(Exercise)
Report how many lines in the listing below include the word "Lighting". Write nothing besides the number.

[Records from a data source]
%%

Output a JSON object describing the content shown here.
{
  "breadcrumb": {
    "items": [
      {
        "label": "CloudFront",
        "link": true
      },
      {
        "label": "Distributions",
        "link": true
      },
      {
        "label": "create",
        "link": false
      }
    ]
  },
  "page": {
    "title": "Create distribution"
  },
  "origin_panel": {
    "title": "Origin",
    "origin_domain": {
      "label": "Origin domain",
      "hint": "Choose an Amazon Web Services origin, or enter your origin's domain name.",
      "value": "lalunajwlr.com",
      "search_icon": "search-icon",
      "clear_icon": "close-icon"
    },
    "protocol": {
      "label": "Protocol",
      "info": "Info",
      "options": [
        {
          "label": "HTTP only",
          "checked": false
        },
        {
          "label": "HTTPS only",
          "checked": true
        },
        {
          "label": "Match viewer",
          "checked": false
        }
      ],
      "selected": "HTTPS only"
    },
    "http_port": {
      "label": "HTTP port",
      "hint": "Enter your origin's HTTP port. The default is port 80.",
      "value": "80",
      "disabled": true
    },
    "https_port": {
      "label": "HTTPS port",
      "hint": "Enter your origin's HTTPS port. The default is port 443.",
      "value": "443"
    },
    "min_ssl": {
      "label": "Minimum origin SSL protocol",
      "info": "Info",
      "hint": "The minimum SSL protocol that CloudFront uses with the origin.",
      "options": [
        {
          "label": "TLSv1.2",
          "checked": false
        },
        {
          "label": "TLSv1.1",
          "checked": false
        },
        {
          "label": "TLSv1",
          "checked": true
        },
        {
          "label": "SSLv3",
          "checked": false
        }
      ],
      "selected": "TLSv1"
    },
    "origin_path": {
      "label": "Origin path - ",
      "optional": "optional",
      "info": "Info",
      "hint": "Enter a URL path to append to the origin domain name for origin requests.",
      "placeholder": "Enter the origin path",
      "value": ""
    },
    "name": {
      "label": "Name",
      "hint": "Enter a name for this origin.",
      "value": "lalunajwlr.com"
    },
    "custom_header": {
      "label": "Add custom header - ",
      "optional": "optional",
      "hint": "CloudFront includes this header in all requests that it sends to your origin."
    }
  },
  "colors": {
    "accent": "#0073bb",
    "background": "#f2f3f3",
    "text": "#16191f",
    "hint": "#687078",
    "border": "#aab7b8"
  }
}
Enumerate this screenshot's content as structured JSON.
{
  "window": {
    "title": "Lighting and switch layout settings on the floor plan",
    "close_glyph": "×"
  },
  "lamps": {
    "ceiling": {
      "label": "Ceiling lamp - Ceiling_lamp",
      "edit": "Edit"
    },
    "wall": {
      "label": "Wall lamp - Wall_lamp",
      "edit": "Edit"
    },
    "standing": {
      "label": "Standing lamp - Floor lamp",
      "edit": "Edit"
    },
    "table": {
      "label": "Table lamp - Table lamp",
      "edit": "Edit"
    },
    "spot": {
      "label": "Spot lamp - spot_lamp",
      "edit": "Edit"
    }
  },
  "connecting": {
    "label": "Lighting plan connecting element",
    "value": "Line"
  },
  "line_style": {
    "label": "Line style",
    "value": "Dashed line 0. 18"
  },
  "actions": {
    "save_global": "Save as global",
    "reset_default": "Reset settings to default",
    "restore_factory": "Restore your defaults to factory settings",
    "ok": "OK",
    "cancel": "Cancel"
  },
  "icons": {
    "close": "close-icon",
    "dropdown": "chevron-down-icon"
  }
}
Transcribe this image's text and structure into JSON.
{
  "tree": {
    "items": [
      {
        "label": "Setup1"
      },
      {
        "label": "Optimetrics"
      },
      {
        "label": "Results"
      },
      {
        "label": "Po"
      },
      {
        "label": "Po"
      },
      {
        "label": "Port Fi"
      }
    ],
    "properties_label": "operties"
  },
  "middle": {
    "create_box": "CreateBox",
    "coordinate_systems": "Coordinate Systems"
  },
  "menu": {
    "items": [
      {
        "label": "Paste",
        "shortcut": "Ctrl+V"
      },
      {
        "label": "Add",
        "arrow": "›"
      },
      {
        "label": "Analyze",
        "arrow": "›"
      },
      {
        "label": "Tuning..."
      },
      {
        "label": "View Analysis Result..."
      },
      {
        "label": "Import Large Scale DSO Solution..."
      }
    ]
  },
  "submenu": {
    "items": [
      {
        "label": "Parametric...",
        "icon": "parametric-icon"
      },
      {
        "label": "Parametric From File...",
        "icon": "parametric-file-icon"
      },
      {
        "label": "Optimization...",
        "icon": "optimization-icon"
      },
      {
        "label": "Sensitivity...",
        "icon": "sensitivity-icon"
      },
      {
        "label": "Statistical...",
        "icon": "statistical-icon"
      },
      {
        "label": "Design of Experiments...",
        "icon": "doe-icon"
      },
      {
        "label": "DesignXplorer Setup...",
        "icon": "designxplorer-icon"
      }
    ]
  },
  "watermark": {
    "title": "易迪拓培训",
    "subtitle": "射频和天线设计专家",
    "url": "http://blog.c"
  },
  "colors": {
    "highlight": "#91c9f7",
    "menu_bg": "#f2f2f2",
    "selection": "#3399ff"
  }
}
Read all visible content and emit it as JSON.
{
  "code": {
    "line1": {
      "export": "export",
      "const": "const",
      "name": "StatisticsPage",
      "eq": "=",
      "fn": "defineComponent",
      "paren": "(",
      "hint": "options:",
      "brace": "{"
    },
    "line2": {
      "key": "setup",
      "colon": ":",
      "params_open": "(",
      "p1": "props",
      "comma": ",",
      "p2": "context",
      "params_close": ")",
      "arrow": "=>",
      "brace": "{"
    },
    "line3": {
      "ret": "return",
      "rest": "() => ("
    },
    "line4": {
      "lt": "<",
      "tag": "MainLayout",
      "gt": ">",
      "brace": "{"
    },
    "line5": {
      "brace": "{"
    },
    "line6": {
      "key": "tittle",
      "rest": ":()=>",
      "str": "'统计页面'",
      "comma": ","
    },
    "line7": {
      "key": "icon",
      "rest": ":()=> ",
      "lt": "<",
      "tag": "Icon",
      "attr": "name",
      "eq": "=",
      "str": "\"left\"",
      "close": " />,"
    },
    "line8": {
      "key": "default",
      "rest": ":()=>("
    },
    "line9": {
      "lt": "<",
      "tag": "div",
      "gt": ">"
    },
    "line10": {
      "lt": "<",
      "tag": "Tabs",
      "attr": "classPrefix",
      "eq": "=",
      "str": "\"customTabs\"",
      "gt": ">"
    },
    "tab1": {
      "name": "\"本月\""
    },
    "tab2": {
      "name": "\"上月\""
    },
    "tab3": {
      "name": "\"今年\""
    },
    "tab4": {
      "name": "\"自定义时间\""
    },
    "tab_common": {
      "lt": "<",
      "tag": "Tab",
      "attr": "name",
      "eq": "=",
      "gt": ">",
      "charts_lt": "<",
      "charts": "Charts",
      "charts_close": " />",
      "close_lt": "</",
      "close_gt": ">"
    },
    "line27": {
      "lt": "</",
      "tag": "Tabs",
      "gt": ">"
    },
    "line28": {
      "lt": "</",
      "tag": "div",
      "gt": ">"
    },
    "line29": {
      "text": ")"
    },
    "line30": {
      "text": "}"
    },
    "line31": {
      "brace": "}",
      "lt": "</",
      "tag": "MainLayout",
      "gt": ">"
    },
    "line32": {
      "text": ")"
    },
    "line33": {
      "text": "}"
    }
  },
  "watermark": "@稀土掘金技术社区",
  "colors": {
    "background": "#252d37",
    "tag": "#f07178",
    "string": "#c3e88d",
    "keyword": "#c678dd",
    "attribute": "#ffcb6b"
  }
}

%%

(Answer to this task)
2